__PROVIDED PASSAGE__:
# Sw-99 .40



## demented (Mar 4, 2008)

I bought one of these in like new condition from CDNN two months ago, I was disappointed to find that it had three problems that prevented it being a decent range gun, let alone suitable for self defense. Feeding was 50% at best, trigger was terrible and to add insult to injury, it would not lock open if I did manage to empty a magazine. I removed the striker assembly, found numerous tool marks in the slides striker channel, these I managed to polish out which helped the trigger quite a bit. A trip back to S&W and a new barrel took care of the feeding issues and some research on the internet showed that all my magazines had the wrong, first generation followers. S&W sent the correct followers, after installation I'm pleased to say that this 99 is now a first rate pistol. Accuracy is well within my requirements for a carry piece and now its reliability is right up there also. Check one out, perhaps you might find one worth the effort.

__ITEMS__:

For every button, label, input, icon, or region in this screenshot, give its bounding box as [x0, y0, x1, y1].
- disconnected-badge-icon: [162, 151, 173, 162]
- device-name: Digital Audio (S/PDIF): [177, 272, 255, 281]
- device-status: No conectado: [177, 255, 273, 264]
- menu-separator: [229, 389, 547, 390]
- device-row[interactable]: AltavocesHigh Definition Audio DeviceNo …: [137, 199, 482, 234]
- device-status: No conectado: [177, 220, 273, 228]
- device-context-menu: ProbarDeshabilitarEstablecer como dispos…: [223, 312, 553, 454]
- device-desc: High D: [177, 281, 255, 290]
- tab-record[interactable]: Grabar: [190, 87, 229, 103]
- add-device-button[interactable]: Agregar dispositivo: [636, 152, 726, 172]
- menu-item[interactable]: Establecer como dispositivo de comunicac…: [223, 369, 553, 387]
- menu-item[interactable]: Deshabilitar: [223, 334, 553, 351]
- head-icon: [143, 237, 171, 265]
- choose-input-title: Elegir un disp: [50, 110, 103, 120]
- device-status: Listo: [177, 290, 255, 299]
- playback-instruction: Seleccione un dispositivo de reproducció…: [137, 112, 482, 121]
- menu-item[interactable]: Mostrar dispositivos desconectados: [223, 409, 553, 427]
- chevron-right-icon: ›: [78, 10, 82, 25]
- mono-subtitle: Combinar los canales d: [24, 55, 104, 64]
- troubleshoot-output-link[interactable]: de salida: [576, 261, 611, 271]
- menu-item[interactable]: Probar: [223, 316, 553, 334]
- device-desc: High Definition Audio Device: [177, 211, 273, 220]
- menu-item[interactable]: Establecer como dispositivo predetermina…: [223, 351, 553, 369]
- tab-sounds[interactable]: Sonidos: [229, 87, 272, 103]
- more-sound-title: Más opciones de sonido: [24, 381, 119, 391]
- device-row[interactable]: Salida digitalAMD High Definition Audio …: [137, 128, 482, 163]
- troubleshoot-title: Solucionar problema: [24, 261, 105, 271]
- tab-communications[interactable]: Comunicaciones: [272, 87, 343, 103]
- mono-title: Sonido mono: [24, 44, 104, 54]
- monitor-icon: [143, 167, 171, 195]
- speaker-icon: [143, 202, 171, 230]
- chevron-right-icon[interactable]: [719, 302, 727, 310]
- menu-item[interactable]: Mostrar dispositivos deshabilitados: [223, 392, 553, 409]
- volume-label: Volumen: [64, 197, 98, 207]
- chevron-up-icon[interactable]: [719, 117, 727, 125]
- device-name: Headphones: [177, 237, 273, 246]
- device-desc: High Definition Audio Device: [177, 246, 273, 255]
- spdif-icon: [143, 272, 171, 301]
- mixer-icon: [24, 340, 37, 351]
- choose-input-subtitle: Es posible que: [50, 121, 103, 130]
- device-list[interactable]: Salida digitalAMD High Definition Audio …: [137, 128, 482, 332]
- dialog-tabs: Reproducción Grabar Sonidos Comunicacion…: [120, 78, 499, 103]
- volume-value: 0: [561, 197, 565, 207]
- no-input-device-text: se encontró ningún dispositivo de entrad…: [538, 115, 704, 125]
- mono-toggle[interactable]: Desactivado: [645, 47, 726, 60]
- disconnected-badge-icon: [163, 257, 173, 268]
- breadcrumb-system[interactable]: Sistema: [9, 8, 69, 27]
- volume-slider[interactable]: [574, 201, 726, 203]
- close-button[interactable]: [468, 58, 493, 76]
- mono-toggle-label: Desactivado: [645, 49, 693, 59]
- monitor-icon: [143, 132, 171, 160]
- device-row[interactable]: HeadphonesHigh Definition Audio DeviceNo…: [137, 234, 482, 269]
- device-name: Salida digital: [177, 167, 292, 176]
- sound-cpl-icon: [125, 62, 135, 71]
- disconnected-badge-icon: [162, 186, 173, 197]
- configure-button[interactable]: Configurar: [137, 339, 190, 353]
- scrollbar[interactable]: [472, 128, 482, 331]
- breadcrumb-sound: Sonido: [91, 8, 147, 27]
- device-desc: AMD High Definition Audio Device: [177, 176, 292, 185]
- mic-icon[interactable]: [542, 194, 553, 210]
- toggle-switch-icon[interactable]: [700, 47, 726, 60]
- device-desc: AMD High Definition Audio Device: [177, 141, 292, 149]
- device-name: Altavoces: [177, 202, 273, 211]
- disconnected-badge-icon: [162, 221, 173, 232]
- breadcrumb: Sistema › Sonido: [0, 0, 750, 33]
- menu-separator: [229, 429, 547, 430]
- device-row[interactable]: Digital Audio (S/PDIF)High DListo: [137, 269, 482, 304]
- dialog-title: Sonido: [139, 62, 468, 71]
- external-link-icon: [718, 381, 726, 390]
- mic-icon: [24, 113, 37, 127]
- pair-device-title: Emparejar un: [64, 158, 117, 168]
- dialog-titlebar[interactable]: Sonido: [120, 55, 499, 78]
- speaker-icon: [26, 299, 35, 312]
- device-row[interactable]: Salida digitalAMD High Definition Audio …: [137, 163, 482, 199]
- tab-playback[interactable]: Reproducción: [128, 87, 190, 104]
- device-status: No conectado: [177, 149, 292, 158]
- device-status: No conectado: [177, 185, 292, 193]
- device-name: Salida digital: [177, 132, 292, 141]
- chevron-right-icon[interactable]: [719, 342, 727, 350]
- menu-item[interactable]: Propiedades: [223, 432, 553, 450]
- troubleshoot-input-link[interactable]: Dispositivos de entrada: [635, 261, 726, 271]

__TASK REQUIREMENTS__:
A. Using the Sw-99 .40 post, mark each statement yes or no and quote the exact words of the post that decide it: (i) The pistol was bought from CDNN two months ago. (ii) A new barrel fixed the trigger. (iii) The magazines had first generation followers.
B. According to the Sw-99 .40 post, where were the tool marks found?
C. Extend the Sw-99 .40 post with a few more sentences that pick up after its final line.

__ANSWERS BY TASK__:
A.
(i) Yes: "I bought one of these in like new condition from CDNN two months ago"
(ii) No: "A trip back to S&W and a new barrel took care of the feeding issues"
(iii) Yes: "all my magazines had the wrong, first generation followers"

B. In the slide's striker channel.

C.
----------



## madman4049 (Mar 7, 2008)

glad to hear it worked out for you. I have carried the SW99 in .40 S&W for nearly 4 years and absolutely love it. Though several new designs have come out I still stick with good ol SW99.


----------



## mathewsman (Mar 3, 2008)

*99*

i have the 99 in a compact and i love it also it is a really nice gun. shoots well and have had no problems with it.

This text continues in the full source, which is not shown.